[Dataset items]
● ● ●

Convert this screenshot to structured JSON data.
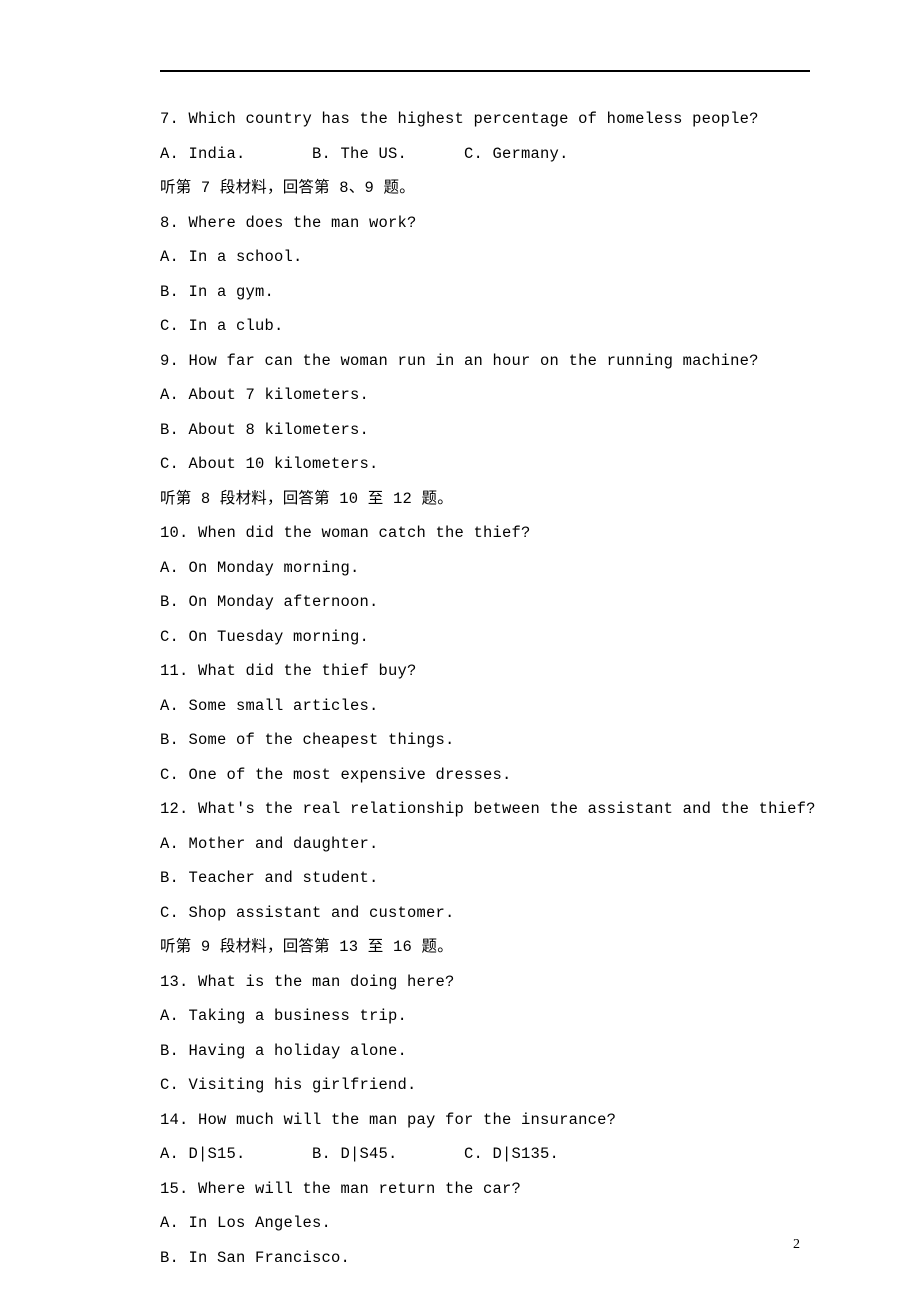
{
  "lines": [
    "7. Which country has the highest percentage of homeless people?",
    "A. India.       B. The US.      C. Germany.",
    "听第 7 段材料，回答第 8、9 题。",
    "8. Where does the man work?",
    "A. In a school.",
    "B. In a gym.",
    "C. In a club.",
    "9. How far can the woman run in an hour on the running machine?",
    "A. About 7 kilometers.",
    "B. About 8 kilometers.",
    "C. About 10 kilometers.",
    "听第 8 段材料，回答第 10 至 12 题。",
    "10. When did the woman catch the thief?",
    "A. On Monday morning.",
    "B. On Monday afternoon.",
    "C. On Tuesday morning.",
    "11. What did the thief buy?",
    "A. Some small articles.",
    "B. Some of the cheapest things.",
    "C. One of the most expensive dresses.",
    "12. What's the real relationship between the assistant and the thief?",
    "A. Mother and daughter.",
    "B. Teacher and student.",
    "C. Shop assistant and customer.",
    "听第 9 段材料，回答第 13 至 16 题。",
    "13. What is the man doing here?",
    "A. Taking a business trip.",
    "B. Having a holiday alone.",
    "C. Visiting his girlfriend.",
    "14. How much will the man pay for the insurance?",
    "A. D|S15.       B. D|S45.       C. D|S135.",
    "15. Where will the man return the car?",
    "A. In Los Angeles.",
    "B. In San Francisco."
  ],
  "page_number": "2"
}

● ● ●

Search the entries for "What" and copy out each line that has it.

    "11. What did the thief buy?",
    "12. What's the real relationship between the assistant and the thief?",
    "13. What is the man doing here?",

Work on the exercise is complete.